Start of Excerpted records

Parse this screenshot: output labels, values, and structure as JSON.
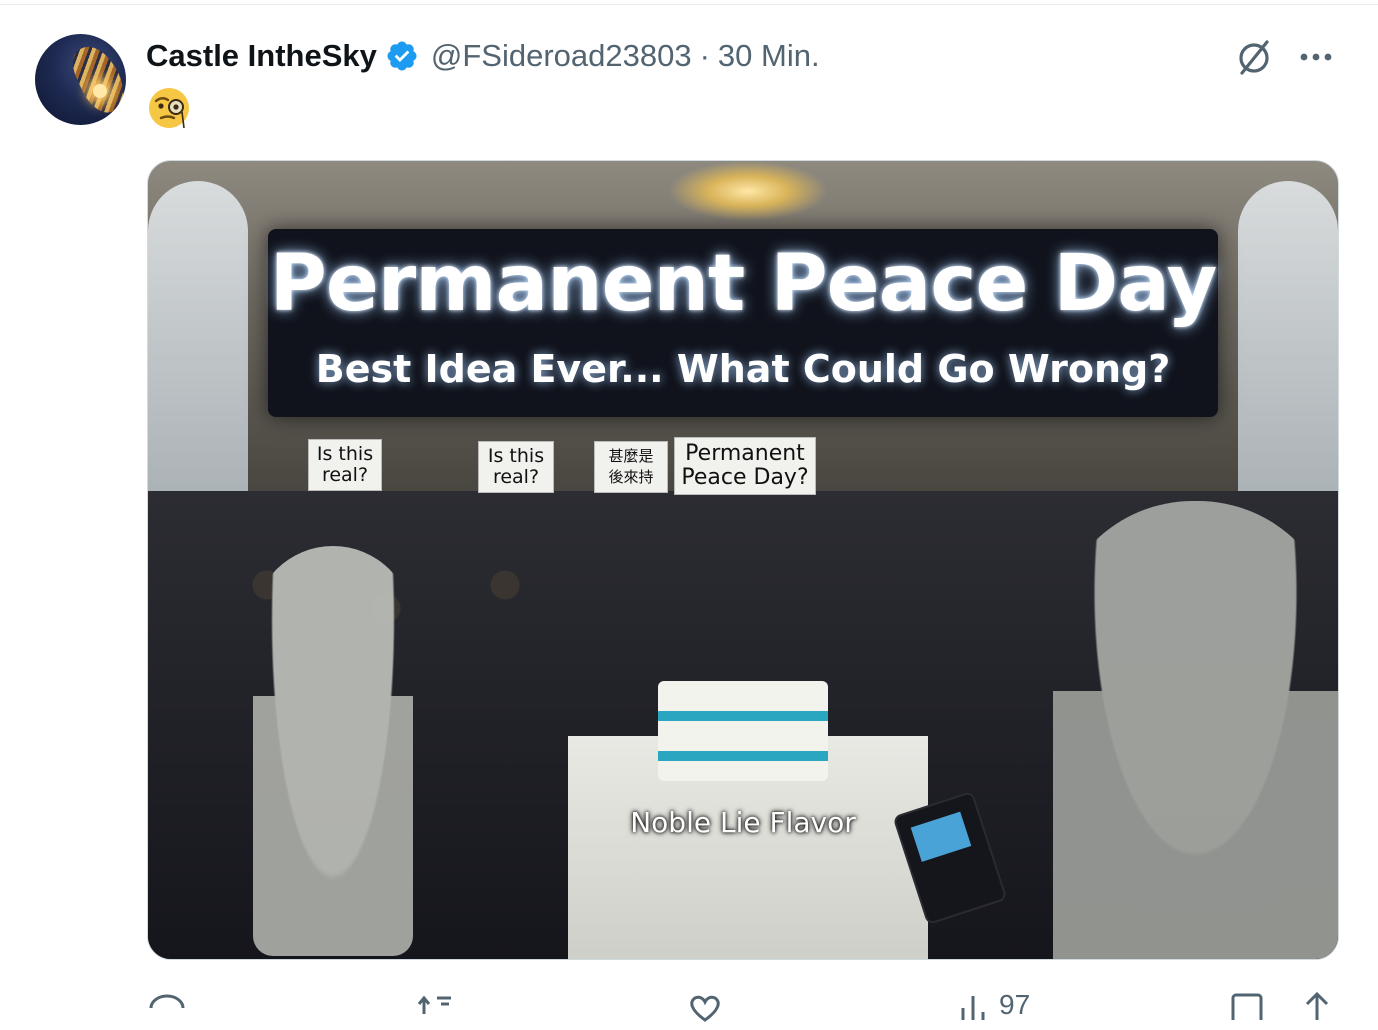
{
  "tweet": {
    "display_name": "Castle IntheSky",
    "handle": "@FSideroad23803",
    "separator": "·",
    "time": "30 Min.",
    "text_emoji": "🧐"
  },
  "media": {
    "banner_title": "Permanent Peace Day",
    "banner_subtitle": "Best Idea Ever... What Could Go Wrong?",
    "signs": [
      "Is this real?",
      "Is this real?",
      "甚麼是 後來持",
      "Permanent Peace Day?"
    ],
    "cake_label": "Noble Lie Flavor"
  },
  "actions": {
    "views_count": "97"
  },
  "colors": {
    "verified": "#1d9bf0",
    "secondary_text": "#536471",
    "primary_text": "#0f1419"
  },
  "icons": {
    "verified": "verified-badge-icon",
    "grok": "grok-icon",
    "more": "more-icon",
    "reply": "reply-icon",
    "repost": "repost-icon",
    "like": "heart-icon",
    "views": "views-icon",
    "bookmark": "bookmark-icon",
    "share": "share-icon"
  }
}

End of Excerpted records

Leave images out of the retyped records; keep all else exact.

**Complete response:**
Parse this screenshot: output labels, values, and structure as JSON.
{
  "tweet": {
    "display_name": "Castle IntheSky",
    "handle": "@FSideroad23803",
    "separator": "·",
    "time": "30 Min.",
    "text_emoji": "🧐"
  },
  "media": {
    "banner_title": "Permanent Peace Day",
    "banner_subtitle": "Best Idea Ever... What Could Go Wrong?",
    "signs": [
      "Is this real?",
      "Is this real?",
      "甚麼是 後來持",
      "Permanent Peace Day?"
    ],
    "cake_label": "Noble Lie Flavor"
  },
  "actions": {
    "views_count": "97"
  },
  "colors": {
    "verified": "#1d9bf0",
    "secondary_text": "#536471",
    "primary_text": "#0f1419"
  },
  "icons": {
    "verified": "verified-badge-icon",
    "grok": "grok-icon",
    "more": "more-icon",
    "reply": "reply-icon",
    "repost": "repost-icon",
    "like": "heart-icon",
    "views": "views-icon",
    "bookmark": "bookmark-icon",
    "share": "share-icon"
  }
}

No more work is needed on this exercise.